> _Supplied data_:
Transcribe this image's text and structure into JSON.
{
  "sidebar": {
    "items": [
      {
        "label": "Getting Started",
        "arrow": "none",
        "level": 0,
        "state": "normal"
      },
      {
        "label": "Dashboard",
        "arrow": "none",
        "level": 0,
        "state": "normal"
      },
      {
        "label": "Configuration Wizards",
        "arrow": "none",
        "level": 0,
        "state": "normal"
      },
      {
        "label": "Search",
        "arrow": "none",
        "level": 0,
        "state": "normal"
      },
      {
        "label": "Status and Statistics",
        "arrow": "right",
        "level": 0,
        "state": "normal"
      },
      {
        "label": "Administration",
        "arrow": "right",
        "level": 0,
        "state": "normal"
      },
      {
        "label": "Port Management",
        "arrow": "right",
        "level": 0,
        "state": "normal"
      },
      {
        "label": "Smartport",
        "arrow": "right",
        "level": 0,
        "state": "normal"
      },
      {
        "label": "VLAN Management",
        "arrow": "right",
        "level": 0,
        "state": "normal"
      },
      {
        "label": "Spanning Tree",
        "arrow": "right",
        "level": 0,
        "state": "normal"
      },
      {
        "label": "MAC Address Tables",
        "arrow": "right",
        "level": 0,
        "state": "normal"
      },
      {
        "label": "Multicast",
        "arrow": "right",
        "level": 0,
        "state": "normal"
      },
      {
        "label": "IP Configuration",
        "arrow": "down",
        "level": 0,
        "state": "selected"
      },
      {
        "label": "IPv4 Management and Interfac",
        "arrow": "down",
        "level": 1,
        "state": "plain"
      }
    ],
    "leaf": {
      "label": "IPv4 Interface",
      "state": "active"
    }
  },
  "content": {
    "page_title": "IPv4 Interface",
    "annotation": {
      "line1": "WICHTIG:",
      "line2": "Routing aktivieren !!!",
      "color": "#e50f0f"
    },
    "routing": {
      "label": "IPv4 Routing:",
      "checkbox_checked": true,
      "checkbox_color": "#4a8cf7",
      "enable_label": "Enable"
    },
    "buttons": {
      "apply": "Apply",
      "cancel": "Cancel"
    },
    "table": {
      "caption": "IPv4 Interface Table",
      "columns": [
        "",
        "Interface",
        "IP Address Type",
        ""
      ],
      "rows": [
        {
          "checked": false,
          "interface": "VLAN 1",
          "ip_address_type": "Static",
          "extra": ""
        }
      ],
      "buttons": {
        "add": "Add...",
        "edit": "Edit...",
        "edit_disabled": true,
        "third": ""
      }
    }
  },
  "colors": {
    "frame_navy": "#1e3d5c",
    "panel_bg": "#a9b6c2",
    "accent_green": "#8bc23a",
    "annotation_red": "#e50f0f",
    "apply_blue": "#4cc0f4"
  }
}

> _Description of the task_:
Write out the records shown above, exactly as they appear.

> _Answer to this problem_:
Transcribe this image's text and structure into JSON.
{
  "sidebar": {
    "items": [
      {
        "label": "Getting Started",
        "arrow": "none",
        "level": 0,
        "state": "normal"
      },
      {
        "label": "Dashboard",
        "arrow": "none",
        "level": 0,
        "state": "normal"
      },
      {
        "label": "Configuration Wizards",
        "arrow": "none",
        "level": 0,
        "state": "normal"
      },
      {
        "label": "Search",
        "arrow": "none",
        "level": 0,
        "state": "normal"
      },
      {
        "label": "Status and Statistics",
        "arrow": "right",
        "level": 0,
        "state": "normal"
      },
      {
        "label": "Administration",
        "arrow": "right",
        "level": 0,
        "state": "normal"
      },
      {
        "label": "Port Management",
        "arrow": "right",
        "level": 0,
        "state": "normal"
      },
      {
        "label": "Smartport",
        "arrow": "right",
        "level": 0,
        "state": "normal"
      },
      {
        "label": "VLAN Management",
        "arrow": "right",
        "level": 0,
        "state": "normal"
      },
      {
        "label": "Spanning Tree",
        "arrow": "right",
        "level": 0,
        "state": "normal"
      },
      {
        "label": "MAC Address Tables",
        "arrow": "right",
        "level": 0,
        "state": "normal"
      },
      {
        "label": "Multicast",
        "arrow": "right",
        "level": 0,
        "state": "normal"
      },
      {
        "label": "IP Configuration",
        "arrow": "down",
        "level": 0,
        "state": "selected"
      },
      {
        "label": "IPv4 Management and Interfac",
        "arrow": "down",
        "level": 1,
        "state": "plain"
      }
    ],
    "leaf": {
      "label": "IPv4 Interface",
      "state": "active"
    }
  },
  "content": {
    "page_title": "IPv4 Interface",
    "annotation": {
      "line1": "WICHTIG:",
      "line2": "Routing aktivieren !!!",
      "color": "#e50f0f"
    },
    "routing": {
      "label": "IPv4 Routing:",
      "checkbox_checked": true,
      "checkbox_color": "#4a8cf7",
      "enable_label": "Enable"
    },
    "buttons": {
      "apply": "Apply",
      "cancel": "Cancel"
    },
    "table": {
      "caption": "IPv4 Interface Table",
      "columns": [
        "",
        "Interface",
        "IP Address Type",
        ""
      ],
      "rows": [
        {
          "checked": false,
          "interface": "VLAN 1",
          "ip_address_type": "Static",
          "extra": ""
        }
      ],
      "buttons": {
        "add": "Add...",
        "edit": "Edit...",
        "edit_disabled": true,
        "third": ""
      }
    }
  },
  "colors": {
    "frame_navy": "#1e3d5c",
    "panel_bg": "#a9b6c2",
    "accent_green": "#8bc23a",
    "annotation_red": "#e50f0f",
    "apply_blue": "#4cc0f4"
  }
}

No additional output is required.